### Instruction
Write out the complete material exactly as it stands.

### Extracted data entries

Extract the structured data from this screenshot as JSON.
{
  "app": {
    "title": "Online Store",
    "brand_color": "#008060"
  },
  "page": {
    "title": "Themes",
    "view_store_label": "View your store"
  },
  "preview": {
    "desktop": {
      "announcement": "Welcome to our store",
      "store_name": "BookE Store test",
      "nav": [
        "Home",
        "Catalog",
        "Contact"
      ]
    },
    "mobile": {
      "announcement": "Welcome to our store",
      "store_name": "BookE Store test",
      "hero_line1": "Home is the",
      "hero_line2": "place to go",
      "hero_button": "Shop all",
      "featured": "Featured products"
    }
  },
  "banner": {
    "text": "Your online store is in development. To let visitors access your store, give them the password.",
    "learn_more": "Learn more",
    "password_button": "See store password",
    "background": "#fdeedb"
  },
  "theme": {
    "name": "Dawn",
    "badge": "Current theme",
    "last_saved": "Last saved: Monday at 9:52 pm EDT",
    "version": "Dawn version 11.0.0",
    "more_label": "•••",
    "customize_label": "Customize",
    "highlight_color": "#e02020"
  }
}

### The reply
Extract the structured data from this screenshot as JSON.
{
  "app": {
    "title": "Online Store",
    "brand_color": "#008060"
  },
  "page": {
    "title": "Themes",
    "view_store_label": "View your store"
  },
  "preview": {
    "desktop": {
      "announcement": "Welcome to our store",
      "store_name": "BookE Store test",
      "nav": [
        "Home",
        "Catalog",
        "Contact"
      ]
    },
    "mobile": {
      "announcement": "Welcome to our store",
      "store_name": "BookE Store test",
      "hero_line1": "Home is the",
      "hero_line2": "place to go",
      "hero_button": "Shop all",
      "featured": "Featured products"
    }
  },
  "banner": {
    "text": "Your online store is in development. To let visitors access your store, give them the password.",
    "learn_more": "Learn more",
    "password_button": "See store password",
    "background": "#fdeedb"
  },
  "theme": {
    "name": "Dawn",
    "badge": "Current theme",
    "last_saved": "Last saved: Monday at 9:52 pm EDT",
    "version": "Dawn version 11.0.0",
    "more_label": "•••",
    "customize_label": "Customize",
    "highlight_color": "#e02020"
  }
}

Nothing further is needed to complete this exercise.